> **EXTRAIT À ÉTUDIER**
▬▬▬
Côté style, la marque se départit de son taillant "slim" des dernières années (tee-shirts cintrés et jeans skinny), et propose de nouveaux fitting plus larges, allant de pair avec une recherche de confort accentuée par la crise sanitaire. "Ce porté plus loose est nouveau chez Jules, et conforte notre volonté d’habiller toutes les morphologies", commente Phil Barillet, coordinateur style, tout en détaillant les silhouettes du printemps-été 2022, déjà composées dans l'une des salles du siège. "Notre intention est aussi de remettre la couleur sur le devant de la scène, de proposer des graphismes identitaires, tout en restant sur le créneau d’une mode démocratique".


Pour l'automne-hiver, l'enseigne a shooté sa campagne à Roubaix, et noue un partenariat produit avec Pataugas - Jules


Malgré l’impact de la crise sanitaire, qui a fait perdre à l’enseigne 130 millions d’euros en 2020, puis 90 à 100 millions en 2021, celle-ci a repris le chemin des ouvertures de boutique cette année avec une quinzaine d’inaugurations programmées, dont un nouveau magasin installé cet été au sein de Nice Cap 3000.
▬▬▬
> **DONNÉES AFFICHÉES**
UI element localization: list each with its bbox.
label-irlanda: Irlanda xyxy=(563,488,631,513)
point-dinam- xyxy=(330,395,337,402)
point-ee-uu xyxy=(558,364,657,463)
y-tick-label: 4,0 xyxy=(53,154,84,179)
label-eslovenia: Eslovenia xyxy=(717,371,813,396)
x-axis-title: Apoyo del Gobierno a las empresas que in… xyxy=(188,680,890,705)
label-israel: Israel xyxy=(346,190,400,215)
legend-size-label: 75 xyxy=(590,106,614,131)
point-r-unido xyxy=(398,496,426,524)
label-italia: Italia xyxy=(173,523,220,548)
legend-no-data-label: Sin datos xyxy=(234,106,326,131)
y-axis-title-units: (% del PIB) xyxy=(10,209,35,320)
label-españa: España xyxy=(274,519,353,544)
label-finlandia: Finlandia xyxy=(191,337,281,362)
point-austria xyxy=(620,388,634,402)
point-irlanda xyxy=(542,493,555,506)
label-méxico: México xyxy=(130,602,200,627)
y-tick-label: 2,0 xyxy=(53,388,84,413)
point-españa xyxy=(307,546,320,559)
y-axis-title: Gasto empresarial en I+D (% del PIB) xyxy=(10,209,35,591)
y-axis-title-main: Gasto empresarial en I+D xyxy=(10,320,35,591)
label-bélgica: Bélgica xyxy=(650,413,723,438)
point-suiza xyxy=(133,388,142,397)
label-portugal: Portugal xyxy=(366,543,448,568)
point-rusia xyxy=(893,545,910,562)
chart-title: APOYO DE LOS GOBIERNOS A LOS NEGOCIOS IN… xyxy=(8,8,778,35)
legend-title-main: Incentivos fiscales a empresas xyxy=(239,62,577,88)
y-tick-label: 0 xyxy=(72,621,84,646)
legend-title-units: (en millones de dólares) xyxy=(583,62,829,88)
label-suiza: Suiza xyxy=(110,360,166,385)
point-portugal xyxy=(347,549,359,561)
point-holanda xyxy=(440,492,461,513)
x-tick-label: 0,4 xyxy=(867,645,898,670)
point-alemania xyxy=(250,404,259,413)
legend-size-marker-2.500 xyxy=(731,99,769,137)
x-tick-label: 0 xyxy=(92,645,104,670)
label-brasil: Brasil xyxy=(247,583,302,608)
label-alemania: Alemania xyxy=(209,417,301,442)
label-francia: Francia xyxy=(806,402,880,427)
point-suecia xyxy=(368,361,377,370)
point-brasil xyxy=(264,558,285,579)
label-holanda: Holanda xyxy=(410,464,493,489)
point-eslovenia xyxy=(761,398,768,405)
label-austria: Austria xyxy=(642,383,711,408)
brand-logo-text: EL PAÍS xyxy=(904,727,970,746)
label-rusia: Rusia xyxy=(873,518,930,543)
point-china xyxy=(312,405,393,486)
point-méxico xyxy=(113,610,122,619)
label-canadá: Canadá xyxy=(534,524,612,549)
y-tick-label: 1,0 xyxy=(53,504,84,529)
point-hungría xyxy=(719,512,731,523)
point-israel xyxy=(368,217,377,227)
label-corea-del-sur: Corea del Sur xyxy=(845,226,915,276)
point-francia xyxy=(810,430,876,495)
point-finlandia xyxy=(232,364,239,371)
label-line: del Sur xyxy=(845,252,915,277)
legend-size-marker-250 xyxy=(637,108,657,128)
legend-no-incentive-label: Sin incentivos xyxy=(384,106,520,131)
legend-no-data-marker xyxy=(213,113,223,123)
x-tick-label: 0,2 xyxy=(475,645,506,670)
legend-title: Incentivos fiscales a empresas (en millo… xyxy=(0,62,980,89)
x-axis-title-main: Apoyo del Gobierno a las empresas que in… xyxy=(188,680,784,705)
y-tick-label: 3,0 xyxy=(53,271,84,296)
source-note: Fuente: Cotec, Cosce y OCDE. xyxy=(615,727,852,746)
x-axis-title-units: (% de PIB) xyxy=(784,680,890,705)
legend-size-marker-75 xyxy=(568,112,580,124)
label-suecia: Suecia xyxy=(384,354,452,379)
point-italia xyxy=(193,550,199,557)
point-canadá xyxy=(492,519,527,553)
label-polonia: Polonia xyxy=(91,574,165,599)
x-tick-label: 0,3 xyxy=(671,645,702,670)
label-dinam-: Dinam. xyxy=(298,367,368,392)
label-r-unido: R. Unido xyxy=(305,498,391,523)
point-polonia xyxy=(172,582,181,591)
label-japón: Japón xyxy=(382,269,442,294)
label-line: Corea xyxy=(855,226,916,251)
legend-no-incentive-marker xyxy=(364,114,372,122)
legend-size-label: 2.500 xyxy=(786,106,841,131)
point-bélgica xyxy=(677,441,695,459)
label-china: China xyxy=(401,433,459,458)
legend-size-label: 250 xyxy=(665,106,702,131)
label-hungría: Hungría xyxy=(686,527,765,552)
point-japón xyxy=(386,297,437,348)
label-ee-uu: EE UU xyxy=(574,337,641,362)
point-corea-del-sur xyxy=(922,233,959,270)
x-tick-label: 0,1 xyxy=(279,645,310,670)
▬▬▬
> **TRAVAIL À FAIRE**
A. Résumez en quelques phrases le paragraphe de l'extrait sur la marque Jules qui commence par « Côté style, la marque se départit », en conservant ses informations principales.
B. Recopiez fidèlement le passage de l'extrait sur la marque Jules qui commence à « Pour l'automne-hiver, l'enseigne » et se termine à « Nice Cap 3000. ».

> **RÉPONSES SUCCESSIVES**
A. Jules abandonne la coupe « slim » des dernières années (tee-shirts cintrés, jeans skinny) pour des coupes plus larges, en lien avec une recherche de confort accentuée par la crise sanitaire. D'après Phil Barillet, coordinateur style, ce porté plus ample est nouveau pour la marque et doit permettre d'habiller toutes les morphologies. Pour le printemps-été 2022, l'enseigne veut aussi remettre la couleur en avant et proposer des graphismes identitaires, tout en restant une mode démocratique.

B.
Pour l'automne-hiver, l'enseigne a shooté sa campagne à Roubaix, et noue un partenariat produit avec Pataugas - Jules


Malgré l’impact de la crise sanitaire, qui a fait perdre à l’enseigne 130 millions d’euros en 2020, puis 90 à 100 millions en 2021, celle-ci a repris le chemin des ouvertures de boutique cette année avec une quinzaine d’inaugurations programmées, dont un nouveau magasin installé cet été au sein de Nice Cap 3000.